-- start Data section --
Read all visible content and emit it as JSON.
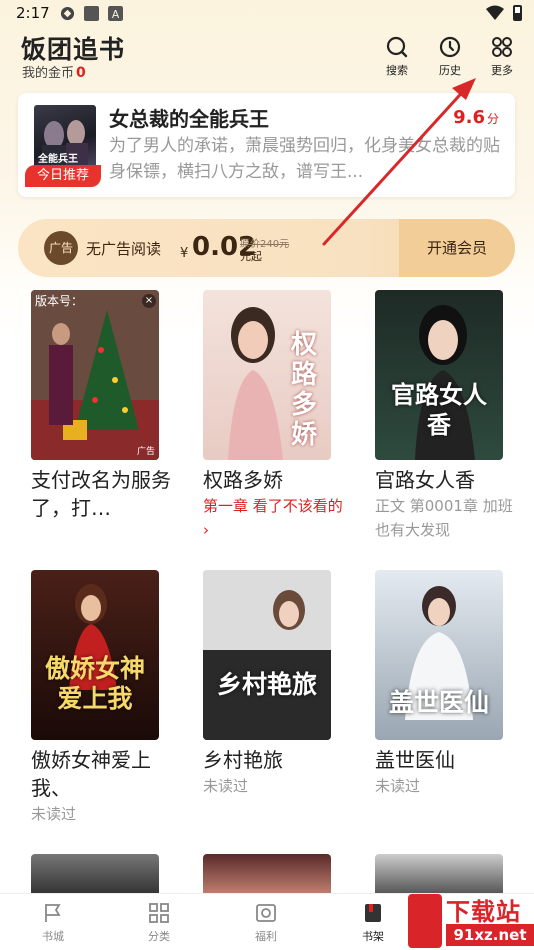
{
  "status_bar": {
    "time": "2:17"
  },
  "header": {
    "title": "饭团追书",
    "coins_label": "我的金币",
    "coins_value": "0",
    "buttons": [
      {
        "label": "搜索",
        "icon": "search-icon"
      },
      {
        "label": "历史",
        "icon": "clock-icon"
      },
      {
        "label": "更多",
        "icon": "grid-icon"
      }
    ]
  },
  "recommend": {
    "badge": "今日推荐",
    "title": "女总裁的全能兵王",
    "score": "9.6",
    "score_unit": "分",
    "description": "为了男人的承诺，萧晨强势回归，化身美女总裁的贴身保镖，横扫八方之敌，谱写王...",
    "cover_text": "全能兵王"
  },
  "vip_banner": {
    "icon_text": "广告",
    "label": "无广告阅读",
    "currency": "¥",
    "price": "0.02",
    "original_price": "原价240元",
    "suffix": "元起",
    "button": "开通会员"
  },
  "books": [
    {
      "title": "支付改名为服务了，打…",
      "subtitle": "",
      "is_ad": true,
      "ad_tag": "版本号：",
      "ad_label": "广告"
    },
    {
      "title": "权路多娇",
      "subtitle": "第一章 看了不该看的 ›",
      "subtitle_red": true,
      "cover_text": "权路多娇"
    },
    {
      "title": "官路女人香",
      "subtitle": "正文 第0001章 加班也有大发现",
      "cover_text": "官路女人香"
    },
    {
      "title": "傲娇女神爱上我、",
      "subtitle": "未读过",
      "cover_text": "傲娇女神爱上我"
    },
    {
      "title": "乡村艳旅",
      "subtitle": "未读过",
      "cover_text": "乡村艳旅"
    },
    {
      "title": "盖世医仙",
      "subtitle": "未读过",
      "cover_text": "盖世医仙"
    }
  ],
  "bottom_nav": [
    {
      "label": "书城",
      "icon": "flag-icon"
    },
    {
      "label": "分类",
      "icon": "category-grid-icon"
    },
    {
      "label": "福利",
      "icon": "gift-icon"
    },
    {
      "label": "书架",
      "icon": "bookshelf-icon",
      "active": true
    }
  ],
  "watermark": {
    "big": "下载站",
    "small": "91xz.net"
  },
  "colors": {
    "accent_red": "#e02020",
    "vip_brown": "#3a2612",
    "vip_bg": "#fbe4c3"
  }
}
-- end Data section --
[Work to do] Set the listing down in full and exactly. Pictures within it should not appear in the copy.

[Response for this exercise]
Read all visible content and emit it as JSON.
{
  "status_bar": {
    "time": "2:17"
  },
  "header": {
    "title": "饭团追书",
    "coins_label": "我的金币",
    "coins_value": "0",
    "buttons": [
      {
        "label": "搜索",
        "icon": "search-icon"
      },
      {
        "label": "历史",
        "icon": "clock-icon"
      },
      {
        "label": "更多",
        "icon": "grid-icon"
      }
    ]
  },
  "recommend": {
    "badge": "今日推荐",
    "title": "女总裁的全能兵王",
    "score": "9.6",
    "score_unit": "分",
    "description": "为了男人的承诺，萧晨强势回归，化身美女总裁的贴身保镖，横扫八方之敌，谱写王...",
    "cover_text": "全能兵王"
  },
  "vip_banner": {
    "icon_text": "广告",
    "label": "无广告阅读",
    "currency": "¥",
    "price": "0.02",
    "original_price": "原价240元",
    "suffix": "元起",
    "button": "开通会员"
  },
  "books": [
    {
      "title": "支付改名为服务了，打…",
      "subtitle": "",
      "is_ad": true,
      "ad_tag": "版本号：",
      "ad_label": "广告"
    },
    {
      "title": "权路多娇",
      "subtitle": "第一章 看了不该看的 ›",
      "subtitle_red": true,
      "cover_text": "权路多娇"
    },
    {
      "title": "官路女人香",
      "subtitle": "正文 第0001章 加班也有大发现",
      "cover_text": "官路女人香"
    },
    {
      "title": "傲娇女神爱上我、",
      "subtitle": "未读过",
      "cover_text": "傲娇女神爱上我"
    },
    {
      "title": "乡村艳旅",
      "subtitle": "未读过",
      "cover_text": "乡村艳旅"
    },
    {
      "title": "盖世医仙",
      "subtitle": "未读过",
      "cover_text": "盖世医仙"
    }
  ],
  "bottom_nav": [
    {
      "label": "书城",
      "icon": "flag-icon"
    },
    {
      "label": "分类",
      "icon": "category-grid-icon"
    },
    {
      "label": "福利",
      "icon": "gift-icon"
    },
    {
      "label": "书架",
      "icon": "bookshelf-icon",
      "active": true
    }
  ],
  "watermark": {
    "big": "下载站",
    "small": "91xz.net"
  },
  "colors": {
    "accent_red": "#e02020",
    "vip_brown": "#3a2612",
    "vip_bg": "#fbe4c3"
  }
}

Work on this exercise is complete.